» SHORT EXERCISE
Pick out the lines containing "Hold".

* start RAW DATA *

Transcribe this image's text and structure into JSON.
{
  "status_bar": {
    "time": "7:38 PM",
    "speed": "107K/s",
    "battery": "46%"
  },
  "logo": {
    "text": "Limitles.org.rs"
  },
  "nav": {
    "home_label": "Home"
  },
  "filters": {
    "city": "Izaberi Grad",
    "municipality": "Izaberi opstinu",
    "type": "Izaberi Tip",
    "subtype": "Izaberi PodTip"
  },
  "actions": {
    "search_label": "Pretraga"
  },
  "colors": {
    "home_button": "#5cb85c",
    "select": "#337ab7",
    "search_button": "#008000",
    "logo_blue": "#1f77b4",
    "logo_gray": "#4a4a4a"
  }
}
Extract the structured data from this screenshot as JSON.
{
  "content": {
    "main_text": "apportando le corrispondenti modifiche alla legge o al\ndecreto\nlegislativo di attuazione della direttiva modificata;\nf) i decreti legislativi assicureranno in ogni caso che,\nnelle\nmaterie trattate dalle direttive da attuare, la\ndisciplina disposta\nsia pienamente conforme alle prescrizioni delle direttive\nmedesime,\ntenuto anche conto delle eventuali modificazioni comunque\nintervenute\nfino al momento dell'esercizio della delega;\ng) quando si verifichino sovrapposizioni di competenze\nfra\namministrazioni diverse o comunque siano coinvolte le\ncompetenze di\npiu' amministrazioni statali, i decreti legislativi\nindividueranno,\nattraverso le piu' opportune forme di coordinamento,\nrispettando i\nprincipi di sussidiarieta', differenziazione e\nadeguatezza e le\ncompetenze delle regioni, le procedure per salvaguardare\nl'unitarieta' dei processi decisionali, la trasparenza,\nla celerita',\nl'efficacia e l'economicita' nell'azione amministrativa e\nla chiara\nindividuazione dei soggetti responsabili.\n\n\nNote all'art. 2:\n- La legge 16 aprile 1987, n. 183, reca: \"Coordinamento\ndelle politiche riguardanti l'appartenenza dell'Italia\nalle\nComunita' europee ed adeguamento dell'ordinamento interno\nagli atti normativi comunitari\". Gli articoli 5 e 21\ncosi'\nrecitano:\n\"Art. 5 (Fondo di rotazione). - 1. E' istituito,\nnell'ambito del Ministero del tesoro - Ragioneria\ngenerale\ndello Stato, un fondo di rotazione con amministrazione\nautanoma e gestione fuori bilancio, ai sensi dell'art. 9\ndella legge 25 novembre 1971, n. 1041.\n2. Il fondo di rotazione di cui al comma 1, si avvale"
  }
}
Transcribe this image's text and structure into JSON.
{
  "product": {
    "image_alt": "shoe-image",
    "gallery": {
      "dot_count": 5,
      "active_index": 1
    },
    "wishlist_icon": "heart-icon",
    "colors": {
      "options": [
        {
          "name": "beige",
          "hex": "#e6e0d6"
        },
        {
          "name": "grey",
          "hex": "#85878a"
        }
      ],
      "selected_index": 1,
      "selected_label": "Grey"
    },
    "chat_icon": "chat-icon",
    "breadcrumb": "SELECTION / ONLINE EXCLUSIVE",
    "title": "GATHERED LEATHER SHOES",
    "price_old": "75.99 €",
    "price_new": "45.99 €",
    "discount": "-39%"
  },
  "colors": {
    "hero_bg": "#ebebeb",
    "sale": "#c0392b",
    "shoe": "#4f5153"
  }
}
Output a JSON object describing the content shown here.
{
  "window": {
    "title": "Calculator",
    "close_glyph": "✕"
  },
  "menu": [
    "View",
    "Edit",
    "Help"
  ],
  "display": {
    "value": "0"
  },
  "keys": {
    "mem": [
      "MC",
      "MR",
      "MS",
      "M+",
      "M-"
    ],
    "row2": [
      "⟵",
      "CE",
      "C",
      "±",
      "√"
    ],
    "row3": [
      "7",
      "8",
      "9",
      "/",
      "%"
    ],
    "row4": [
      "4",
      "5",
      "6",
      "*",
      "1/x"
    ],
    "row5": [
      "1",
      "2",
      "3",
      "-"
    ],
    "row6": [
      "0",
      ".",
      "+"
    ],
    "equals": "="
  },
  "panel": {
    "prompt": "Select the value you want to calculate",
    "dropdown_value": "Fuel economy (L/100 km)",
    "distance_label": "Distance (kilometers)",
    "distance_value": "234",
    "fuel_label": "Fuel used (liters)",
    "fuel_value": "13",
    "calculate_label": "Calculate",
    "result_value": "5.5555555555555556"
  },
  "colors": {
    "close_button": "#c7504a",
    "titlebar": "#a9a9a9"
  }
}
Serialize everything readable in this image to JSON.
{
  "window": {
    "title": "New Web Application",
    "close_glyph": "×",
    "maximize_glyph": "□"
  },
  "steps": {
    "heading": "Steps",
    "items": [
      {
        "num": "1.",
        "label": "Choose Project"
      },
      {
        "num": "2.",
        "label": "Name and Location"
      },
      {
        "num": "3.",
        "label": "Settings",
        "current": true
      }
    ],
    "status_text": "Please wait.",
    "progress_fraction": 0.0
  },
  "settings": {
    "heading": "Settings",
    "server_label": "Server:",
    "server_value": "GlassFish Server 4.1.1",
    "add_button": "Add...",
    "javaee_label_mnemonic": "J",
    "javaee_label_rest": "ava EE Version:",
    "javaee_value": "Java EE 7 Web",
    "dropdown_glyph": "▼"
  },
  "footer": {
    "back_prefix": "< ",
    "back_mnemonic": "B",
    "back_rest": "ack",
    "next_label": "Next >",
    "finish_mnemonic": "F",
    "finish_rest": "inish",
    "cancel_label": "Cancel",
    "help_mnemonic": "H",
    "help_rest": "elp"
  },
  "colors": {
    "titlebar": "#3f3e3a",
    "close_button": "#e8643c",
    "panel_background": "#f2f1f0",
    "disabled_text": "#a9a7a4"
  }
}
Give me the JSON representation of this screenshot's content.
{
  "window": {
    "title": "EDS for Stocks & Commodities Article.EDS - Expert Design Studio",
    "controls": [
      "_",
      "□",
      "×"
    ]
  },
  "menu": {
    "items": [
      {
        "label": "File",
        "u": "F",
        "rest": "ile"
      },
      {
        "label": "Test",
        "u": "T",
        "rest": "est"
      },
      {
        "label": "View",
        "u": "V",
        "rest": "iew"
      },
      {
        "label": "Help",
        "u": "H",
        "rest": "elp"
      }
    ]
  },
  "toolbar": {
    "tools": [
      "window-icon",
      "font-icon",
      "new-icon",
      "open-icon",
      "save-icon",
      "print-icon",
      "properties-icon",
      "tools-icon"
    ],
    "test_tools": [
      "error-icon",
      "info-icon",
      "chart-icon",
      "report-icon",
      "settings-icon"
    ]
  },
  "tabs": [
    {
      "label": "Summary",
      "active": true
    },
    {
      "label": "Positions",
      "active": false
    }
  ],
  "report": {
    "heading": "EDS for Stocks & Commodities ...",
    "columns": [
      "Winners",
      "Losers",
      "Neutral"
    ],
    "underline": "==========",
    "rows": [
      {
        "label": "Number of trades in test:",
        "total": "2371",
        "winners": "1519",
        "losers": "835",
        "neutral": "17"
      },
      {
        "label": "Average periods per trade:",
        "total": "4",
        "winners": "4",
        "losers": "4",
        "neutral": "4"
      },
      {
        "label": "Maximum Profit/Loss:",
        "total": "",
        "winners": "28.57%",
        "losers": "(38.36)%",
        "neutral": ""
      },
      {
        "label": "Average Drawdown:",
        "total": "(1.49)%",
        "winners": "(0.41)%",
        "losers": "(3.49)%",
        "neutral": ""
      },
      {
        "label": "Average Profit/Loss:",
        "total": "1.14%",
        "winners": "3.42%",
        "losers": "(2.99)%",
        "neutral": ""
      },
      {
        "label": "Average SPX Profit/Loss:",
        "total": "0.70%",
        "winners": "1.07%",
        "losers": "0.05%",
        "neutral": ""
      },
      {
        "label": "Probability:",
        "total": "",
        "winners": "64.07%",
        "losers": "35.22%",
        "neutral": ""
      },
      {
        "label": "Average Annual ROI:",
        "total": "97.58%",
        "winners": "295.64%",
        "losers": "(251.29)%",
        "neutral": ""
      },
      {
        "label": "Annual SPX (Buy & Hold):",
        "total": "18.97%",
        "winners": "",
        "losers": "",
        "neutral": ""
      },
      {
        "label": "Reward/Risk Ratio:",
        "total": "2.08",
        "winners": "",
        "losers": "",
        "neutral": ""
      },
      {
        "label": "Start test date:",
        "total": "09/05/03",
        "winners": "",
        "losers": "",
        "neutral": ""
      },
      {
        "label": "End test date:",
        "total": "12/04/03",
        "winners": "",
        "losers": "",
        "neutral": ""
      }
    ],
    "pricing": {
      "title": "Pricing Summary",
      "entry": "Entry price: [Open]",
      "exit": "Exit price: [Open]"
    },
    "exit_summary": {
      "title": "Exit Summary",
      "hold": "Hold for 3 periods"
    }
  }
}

* end RAW DATA *

» FULL ANSWER
        "label": "Annual SPX (Buy & Hold):",
      "hold": "Hold for 3 periods"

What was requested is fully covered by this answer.